◆ **BRIEF**
Please transcribe the data that follows without the pictures, keeping every word the same.
::: MATERIAL :::
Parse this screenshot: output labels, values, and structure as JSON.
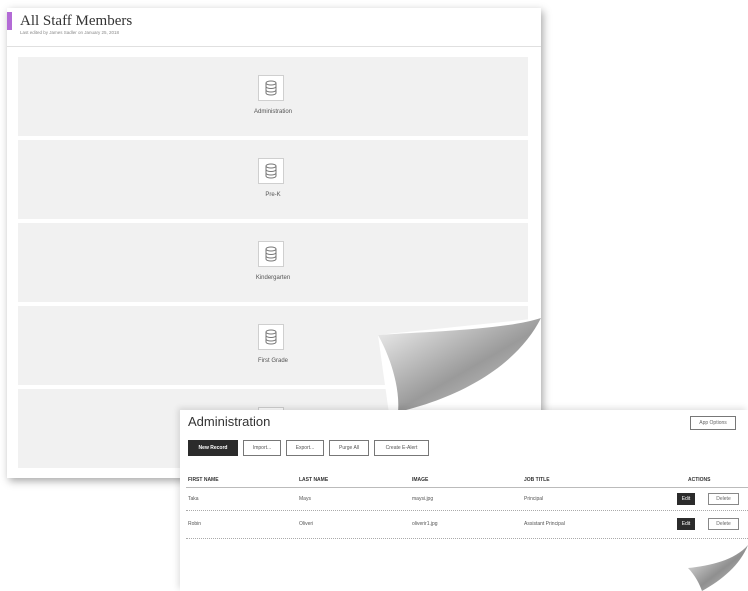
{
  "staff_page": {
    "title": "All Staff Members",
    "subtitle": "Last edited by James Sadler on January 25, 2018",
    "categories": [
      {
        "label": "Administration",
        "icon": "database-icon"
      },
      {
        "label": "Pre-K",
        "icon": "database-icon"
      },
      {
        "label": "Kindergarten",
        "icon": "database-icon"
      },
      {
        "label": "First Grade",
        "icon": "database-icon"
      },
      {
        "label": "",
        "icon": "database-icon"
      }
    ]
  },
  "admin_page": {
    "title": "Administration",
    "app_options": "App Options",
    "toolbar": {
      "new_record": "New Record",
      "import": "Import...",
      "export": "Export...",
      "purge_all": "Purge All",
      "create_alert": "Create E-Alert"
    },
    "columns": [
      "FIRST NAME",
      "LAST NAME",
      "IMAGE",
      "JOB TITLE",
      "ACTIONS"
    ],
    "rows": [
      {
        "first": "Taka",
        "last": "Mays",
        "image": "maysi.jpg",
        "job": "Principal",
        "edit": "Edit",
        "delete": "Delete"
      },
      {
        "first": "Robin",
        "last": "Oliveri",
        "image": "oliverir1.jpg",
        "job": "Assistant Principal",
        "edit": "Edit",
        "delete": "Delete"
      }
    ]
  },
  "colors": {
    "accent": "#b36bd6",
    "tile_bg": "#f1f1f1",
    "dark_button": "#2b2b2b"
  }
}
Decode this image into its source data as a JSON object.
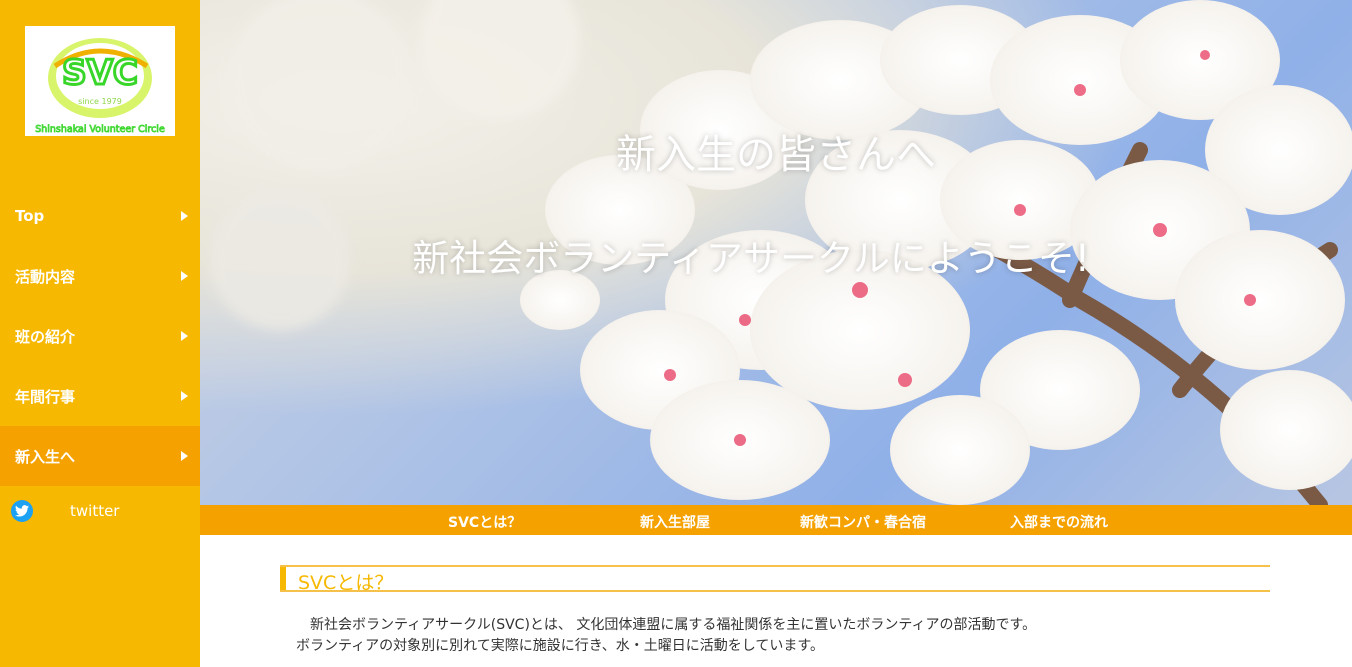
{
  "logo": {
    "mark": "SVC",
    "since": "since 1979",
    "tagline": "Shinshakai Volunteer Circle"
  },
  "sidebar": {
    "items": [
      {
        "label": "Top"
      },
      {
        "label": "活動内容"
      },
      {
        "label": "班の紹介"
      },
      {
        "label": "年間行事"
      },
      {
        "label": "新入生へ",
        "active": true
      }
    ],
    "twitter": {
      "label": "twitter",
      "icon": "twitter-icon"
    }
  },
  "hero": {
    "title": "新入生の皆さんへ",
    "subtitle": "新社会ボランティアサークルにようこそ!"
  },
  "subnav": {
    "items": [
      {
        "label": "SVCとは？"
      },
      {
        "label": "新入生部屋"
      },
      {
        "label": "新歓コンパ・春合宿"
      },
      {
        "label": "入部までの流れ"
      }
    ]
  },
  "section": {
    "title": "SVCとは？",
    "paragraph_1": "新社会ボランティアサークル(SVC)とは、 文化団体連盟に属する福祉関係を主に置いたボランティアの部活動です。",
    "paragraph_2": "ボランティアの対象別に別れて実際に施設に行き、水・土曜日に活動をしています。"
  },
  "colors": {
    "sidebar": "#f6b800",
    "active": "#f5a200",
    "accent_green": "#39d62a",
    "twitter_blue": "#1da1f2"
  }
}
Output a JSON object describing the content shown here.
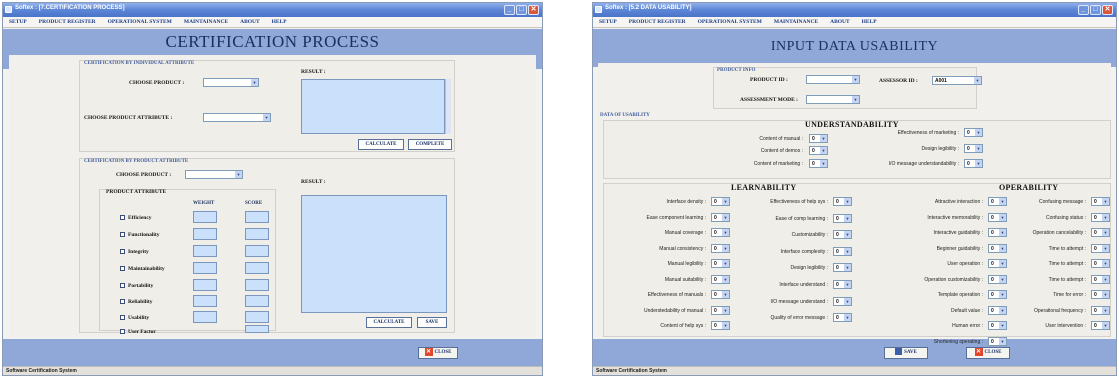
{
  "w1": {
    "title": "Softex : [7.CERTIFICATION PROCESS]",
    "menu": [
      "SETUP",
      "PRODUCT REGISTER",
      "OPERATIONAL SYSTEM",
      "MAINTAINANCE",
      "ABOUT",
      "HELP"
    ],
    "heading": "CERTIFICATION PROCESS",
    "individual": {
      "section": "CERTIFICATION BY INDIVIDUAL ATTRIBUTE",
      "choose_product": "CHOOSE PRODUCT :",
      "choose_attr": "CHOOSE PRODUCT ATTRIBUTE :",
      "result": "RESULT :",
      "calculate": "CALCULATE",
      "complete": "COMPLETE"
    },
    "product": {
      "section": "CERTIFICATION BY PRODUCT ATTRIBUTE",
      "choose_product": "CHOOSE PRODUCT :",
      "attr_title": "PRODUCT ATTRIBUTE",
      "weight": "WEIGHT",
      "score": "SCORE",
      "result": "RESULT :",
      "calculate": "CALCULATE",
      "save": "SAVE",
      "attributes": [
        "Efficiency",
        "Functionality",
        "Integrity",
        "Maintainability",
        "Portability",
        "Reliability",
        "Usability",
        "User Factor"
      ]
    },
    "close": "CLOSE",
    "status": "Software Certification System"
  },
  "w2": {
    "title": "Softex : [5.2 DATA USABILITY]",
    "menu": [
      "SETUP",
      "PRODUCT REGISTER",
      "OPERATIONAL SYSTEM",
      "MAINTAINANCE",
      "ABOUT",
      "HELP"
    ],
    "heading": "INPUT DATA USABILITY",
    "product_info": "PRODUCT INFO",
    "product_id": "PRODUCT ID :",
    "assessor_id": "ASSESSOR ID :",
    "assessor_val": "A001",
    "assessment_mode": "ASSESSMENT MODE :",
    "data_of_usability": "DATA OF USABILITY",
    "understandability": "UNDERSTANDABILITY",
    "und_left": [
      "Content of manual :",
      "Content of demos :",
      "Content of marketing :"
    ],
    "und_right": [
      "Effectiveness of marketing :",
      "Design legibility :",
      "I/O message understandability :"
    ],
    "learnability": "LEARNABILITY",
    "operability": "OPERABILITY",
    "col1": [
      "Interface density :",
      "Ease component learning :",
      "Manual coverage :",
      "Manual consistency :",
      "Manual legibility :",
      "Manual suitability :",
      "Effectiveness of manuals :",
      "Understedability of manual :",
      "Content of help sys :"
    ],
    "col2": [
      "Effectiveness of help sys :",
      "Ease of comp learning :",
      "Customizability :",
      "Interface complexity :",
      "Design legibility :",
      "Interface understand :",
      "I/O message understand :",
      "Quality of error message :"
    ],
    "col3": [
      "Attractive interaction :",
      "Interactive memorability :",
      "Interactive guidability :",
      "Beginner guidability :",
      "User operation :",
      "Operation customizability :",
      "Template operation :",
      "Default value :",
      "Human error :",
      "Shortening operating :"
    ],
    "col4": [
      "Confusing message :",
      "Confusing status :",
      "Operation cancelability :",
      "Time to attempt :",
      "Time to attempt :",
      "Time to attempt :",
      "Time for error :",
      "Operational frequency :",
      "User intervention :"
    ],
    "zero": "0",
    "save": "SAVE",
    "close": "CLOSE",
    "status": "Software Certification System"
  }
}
:::
◆ **RESPONSE TO THE TASK**
Parse this screenshot: output labels, values, and structure as JSON.
{
  "staff_page": {
    "title": "All Staff Members",
    "subtitle": "Last edited by James Sadler on January 25, 2018",
    "categories": [
      {
        "label": "Administration",
        "icon": "database-icon"
      },
      {
        "label": "Pre-K",
        "icon": "database-icon"
      },
      {
        "label": "Kindergarten",
        "icon": "database-icon"
      },
      {
        "label": "First Grade",
        "icon": "database-icon"
      },
      {
        "label": "",
        "icon": "database-icon"
      }
    ]
  },
  "admin_page": {
    "title": "Administration",
    "app_options": "App Options",
    "toolbar": {
      "new_record": "New Record",
      "import": "Import...",
      "export": "Export...",
      "purge_all": "Purge All",
      "create_alert": "Create E-Alert"
    },
    "columns": [
      "FIRST NAME",
      "LAST NAME",
      "IMAGE",
      "JOB TITLE",
      "ACTIONS"
    ],
    "rows": [
      {
        "first": "Taka",
        "last": "Mays",
        "image": "maysi.jpg",
        "job": "Principal",
        "edit": "Edit",
        "delete": "Delete"
      },
      {
        "first": "Robin",
        "last": "Oliveri",
        "image": "oliverir1.jpg",
        "job": "Assistant Principal",
        "edit": "Edit",
        "delete": "Delete"
      }
    ]
  },
  "colors": {
    "accent": "#b36bd6",
    "tile_bg": "#f1f1f1",
    "dark_button": "#2b2b2b"
  }
}
Decode this image into its source data as a JSON object.
{
  "logo": {
    "mark": "SVC",
    "since": "since 1979",
    "tagline": "Shinshakai Volunteer Circle"
  },
  "sidebar": {
    "items": [
      {
        "label": "Top"
      },
      {
        "label": "活動内容"
      },
      {
        "label": "班の紹介"
      },
      {
        "label": "年間行事"
      },
      {
        "label": "新入生へ",
        "active": true
      }
    ],
    "twitter": {
      "label": "twitter",
      "icon": "twitter-icon"
    }
  },
  "hero": {
    "title": "新入生の皆さんへ",
    "subtitle": "新社会ボランティアサークルにようこそ!"
  },
  "subnav": {
    "items": [
      {
        "label": "SVCとは？"
      },
      {
        "label": "新入生部屋"
      },
      {
        "label": "新歓コンパ・春合宿"
      },
      {
        "label": "入部までの流れ"
      }
    ]
  },
  "section": {
    "title": "SVCとは？",
    "paragraph_1": "新社会ボランティアサークル(SVC)とは、 文化団体連盟に属する福祉関係を主に置いたボランティアの部活動です。",
    "paragraph_2": "ボランティアの対象別に別れて実際に施設に行き、水・土曜日に活動をしています。"
  },
  "colors": {
    "sidebar": "#f6b800",
    "active": "#f5a200",
    "accent_green": "#39d62a",
    "twitter_blue": "#1da1f2"
  }
}
Output a JSON object describing the content shown here.
{
  "w1": {
    "title": "Softex : [7.CERTIFICATION PROCESS]",
    "menu": [
      "SETUP",
      "PRODUCT REGISTER",
      "OPERATIONAL SYSTEM",
      "MAINTAINANCE",
      "ABOUT",
      "HELP"
    ],
    "heading": "CERTIFICATION PROCESS",
    "individual": {
      "section": "CERTIFICATION BY INDIVIDUAL ATTRIBUTE",
      "choose_product": "CHOOSE PRODUCT :",
      "choose_attr": "CHOOSE PRODUCT ATTRIBUTE :",
      "result": "RESULT :",
      "calculate": "CALCULATE",
      "complete": "COMPLETE"
    },
    "product": {
      "section": "CERTIFICATION BY PRODUCT ATTRIBUTE",
      "choose_product": "CHOOSE PRODUCT :",
      "attr_title": "PRODUCT ATTRIBUTE",
      "weight": "WEIGHT",
      "score": "SCORE",
      "result": "RESULT :",
      "calculate": "CALCULATE",
      "save": "SAVE",
      "attributes": [
        "Efficiency",
        "Functionality",
        "Integrity",
        "Maintainability",
        "Portability",
        "Reliability",
        "Usability",
        "User Factor"
      ]
    },
    "close": "CLOSE",
    "status": "Software Certification System"
  },
  "w2": {
    "title": "Softex : [5.2 DATA USABILITY]",
    "menu": [
      "SETUP",
      "PRODUCT REGISTER",
      "OPERATIONAL SYSTEM",
      "MAINTAINANCE",
      "ABOUT",
      "HELP"
    ],
    "heading": "INPUT DATA USABILITY",
    "product_info": "PRODUCT INFO",
    "product_id": "PRODUCT ID :",
    "assessor_id": "ASSESSOR ID :",
    "assessor_val": "A001",
    "assessment_mode": "ASSESSMENT MODE :",
    "data_of_usability": "DATA OF USABILITY",
    "understandability": "UNDERSTANDABILITY",
    "und_left": [
      "Content of manual :",
      "Content of demos :",
      "Content of marketing :"
    ],
    "und_right": [
      "Effectiveness of marketing :",
      "Design legibility :",
      "I/O message understandability :"
    ],
    "learnability": "LEARNABILITY",
    "operability": "OPERABILITY",
    "col1": [
      "Interface density :",
      "Ease component learning :",
      "Manual coverage :",
      "Manual consistency :",
      "Manual legibility :",
      "Manual suitability :",
      "Effectiveness of manuals :",
      "Understedability of manual :",
      "Content of help sys :"
    ],
    "col2": [
      "Effectiveness of help sys :",
      "Ease of comp learning :",
      "Customizability :",
      "Interface complexity :",
      "Design legibility :",
      "Interface understand :",
      "I/O message understand :",
      "Quality of error message :"
    ],
    "col3": [
      "Attractive interaction :",
      "Interactive memorability :",
      "Interactive guidability :",
      "Beginner guidability :",
      "User operation :",
      "Operation customizability :",
      "Template operation :",
      "Default value :",
      "Human error :",
      "Shortening operating :"
    ],
    "col4": [
      "Confusing message :",
      "Confusing status :",
      "Operation cancelability :",
      "Time to attempt :",
      "Time to attempt :",
      "Time to attempt :",
      "Time for error :",
      "Operational frequency :",
      "User intervention :"
    ],
    "zero": "0",
    "save": "SAVE",
    "close": "CLOSE",
    "status": "Software Certification System"
  }
}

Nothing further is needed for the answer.